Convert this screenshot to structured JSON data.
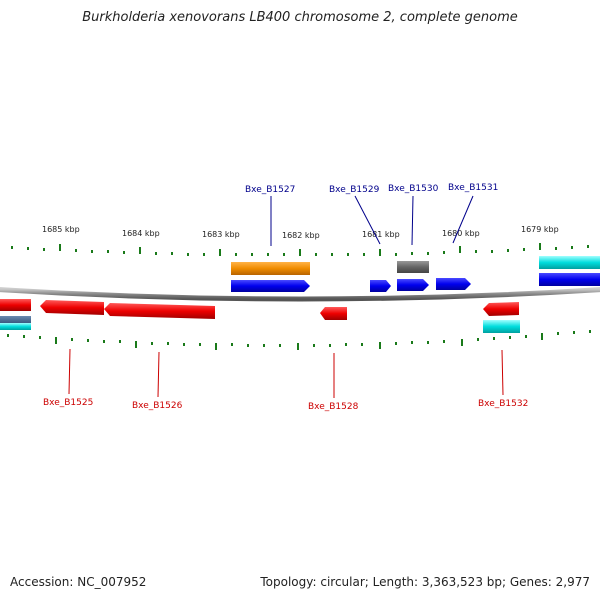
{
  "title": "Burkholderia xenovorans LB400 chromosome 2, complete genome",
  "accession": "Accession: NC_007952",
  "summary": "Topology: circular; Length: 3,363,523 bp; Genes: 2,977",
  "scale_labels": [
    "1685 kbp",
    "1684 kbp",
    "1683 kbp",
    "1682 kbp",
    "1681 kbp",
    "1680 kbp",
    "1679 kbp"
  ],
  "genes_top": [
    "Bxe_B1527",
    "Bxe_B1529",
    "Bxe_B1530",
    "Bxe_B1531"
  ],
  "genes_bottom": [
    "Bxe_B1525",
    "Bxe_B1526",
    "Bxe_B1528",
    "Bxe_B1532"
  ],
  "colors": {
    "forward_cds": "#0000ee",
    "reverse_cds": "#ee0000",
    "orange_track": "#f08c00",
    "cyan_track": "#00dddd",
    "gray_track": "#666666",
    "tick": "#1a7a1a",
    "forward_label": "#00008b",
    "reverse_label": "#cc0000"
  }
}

* * *

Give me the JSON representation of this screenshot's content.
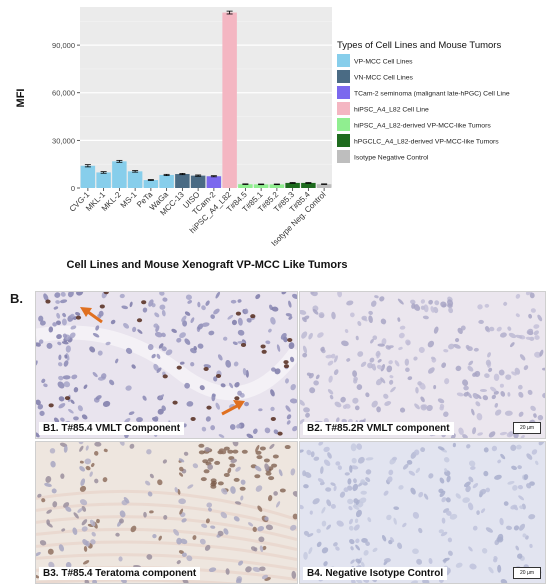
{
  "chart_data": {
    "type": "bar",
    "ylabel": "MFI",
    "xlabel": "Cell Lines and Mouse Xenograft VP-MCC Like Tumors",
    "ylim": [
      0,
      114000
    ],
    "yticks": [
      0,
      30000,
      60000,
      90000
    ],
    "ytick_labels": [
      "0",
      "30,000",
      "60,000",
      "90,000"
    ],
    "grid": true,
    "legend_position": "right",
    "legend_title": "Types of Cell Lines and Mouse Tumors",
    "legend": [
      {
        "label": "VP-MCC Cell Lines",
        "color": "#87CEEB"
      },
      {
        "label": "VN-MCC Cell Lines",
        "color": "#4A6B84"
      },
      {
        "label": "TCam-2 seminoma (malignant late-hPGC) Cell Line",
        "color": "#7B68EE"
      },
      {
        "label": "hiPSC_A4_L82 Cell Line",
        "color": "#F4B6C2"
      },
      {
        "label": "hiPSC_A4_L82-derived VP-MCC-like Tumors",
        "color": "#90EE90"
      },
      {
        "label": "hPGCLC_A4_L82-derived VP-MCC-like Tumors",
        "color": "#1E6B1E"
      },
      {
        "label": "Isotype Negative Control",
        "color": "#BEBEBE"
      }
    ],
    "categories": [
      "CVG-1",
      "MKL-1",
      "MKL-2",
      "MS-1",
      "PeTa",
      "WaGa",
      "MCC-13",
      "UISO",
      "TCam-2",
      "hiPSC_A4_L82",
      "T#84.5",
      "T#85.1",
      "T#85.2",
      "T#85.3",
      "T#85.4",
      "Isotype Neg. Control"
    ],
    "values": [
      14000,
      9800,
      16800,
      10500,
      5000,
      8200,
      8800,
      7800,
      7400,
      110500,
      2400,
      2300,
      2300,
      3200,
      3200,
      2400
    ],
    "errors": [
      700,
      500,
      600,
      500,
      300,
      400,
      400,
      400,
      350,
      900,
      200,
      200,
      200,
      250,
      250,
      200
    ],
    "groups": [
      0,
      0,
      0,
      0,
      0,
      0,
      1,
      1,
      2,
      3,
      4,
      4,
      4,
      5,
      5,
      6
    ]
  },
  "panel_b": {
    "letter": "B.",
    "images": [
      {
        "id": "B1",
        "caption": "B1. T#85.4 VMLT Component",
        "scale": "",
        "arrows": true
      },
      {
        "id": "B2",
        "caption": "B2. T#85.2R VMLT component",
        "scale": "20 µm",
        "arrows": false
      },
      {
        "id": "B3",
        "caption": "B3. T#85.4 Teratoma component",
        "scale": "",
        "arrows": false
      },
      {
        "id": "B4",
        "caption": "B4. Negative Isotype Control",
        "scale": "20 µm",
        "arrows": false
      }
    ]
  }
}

■ **Problem**
The lines in the records above that include the word "this" must be copied out.

■ **Answer**
Convert this screenshot to structured JSON data.
Give me the JSON representation of this screenshot's content.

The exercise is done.